Objective – Leave out the pictures and return every entry exactly as it appears.
## start Given records
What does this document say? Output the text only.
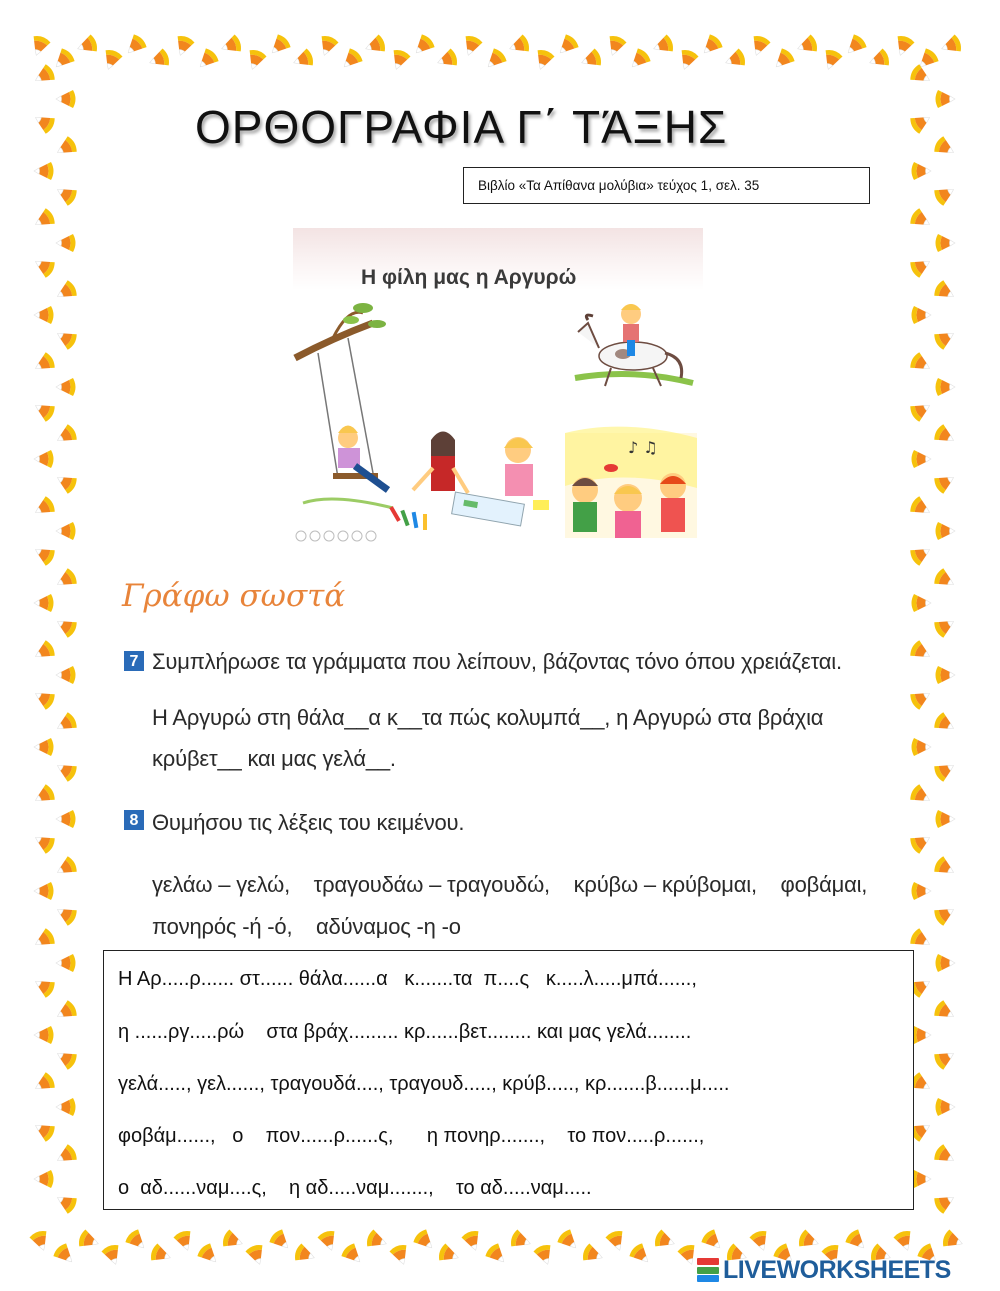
ΟΡΘΟΓΡΑΦΙΑ Γ΄ ΤΆΞΗΣ
Βιβλίο «Τα Απίθανα μολύβια» τεύχος 1, σελ. 35
Η φίλη μας η Αργυρώ
♪ ♫
Γράφω σωστά
7 Συμπλήρωσε τα γράμματα που λείπουν, βάζοντας τόνο όπου χρειάζεται.
Η Αργυρώ στη θάλα__α κ__τα πώς κολυμπά__, η Αργυρώ στα βράχια
κρύβετ__ και μας γελά__.
8 Θυμήσου τις λέξεις του κειμένου.
γελάω – γελώ,    τραγουδάω – τραγουδώ,    κρύβω – κρύβομαι,    φοβάμαι,
πονηρός -ή -ό,    αδύναμος -η -ο
Η Αρ.....ρ...... στ...... θάλα......α   κ.......τα  π....ς   κ.....λ.....μπά......,
η ......ργ.....ρώ    στα βράχ......... κρ......βετ........ και μας γελά........
γελά....., γελ......, τραγουδά...., τραγουδ....., κρύβ....., κρ.......β......μ.....
φοβάμ......,   ο    πον......ρ......ς,      η πονηρ.......,    το πον.....ρ......,
ο  αδ......ναμ....ς,    η αδ.....ναμ.......,    το αδ.....ναμ.....
LIVEWORKSHEETS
## end Given records
Answer to this problem –
What does this document say? Output the text only.
ΟΡΘΟΓΡΑΦΙΑ Γ΄ ΤΆΞΗΣ
Βιβλίο «Τα Απίθανα μολύβια» τεύχος 1, σελ. 35
Η φίλη μας η Αργυρώ
♪ ♫
Γράφω σωστά
7 Συμπλήρωσε τα γράμματα που λείπουν, βάζοντας τόνο όπου χρειάζεται.
Η Αργυρώ στη θάλα__α κ__τα πώς κολυμπά__, η Αργυρώ στα βράχια
κρύβετ__ και μας γελά__.
8 Θυμήσου τις λέξεις του κειμένου.
γελάω – γελώ,    τραγουδάω – τραγουδώ,    κρύβω – κρύβομαι,    φοβάμαι,
πονηρός -ή -ό,    αδύναμος -η -ο
Η Αρ.....ρ...... στ...... θάλα......α   κ.......τα  π....ς   κ.....λ.....μπά......,
η ......ργ.....ρώ    στα βράχ......... κρ......βετ........ και μας γελά........
γελά....., γελ......, τραγουδά...., τραγουδ....., κρύβ....., κρ.......β......μ.....
φοβάμ......,   ο    πον......ρ......ς,      η πονηρ.......,    το πον.....ρ......,
ο  αδ......ναμ....ς,    η αδ.....ναμ.......,    το αδ.....ναμ.....
LIVEWORKSHEETS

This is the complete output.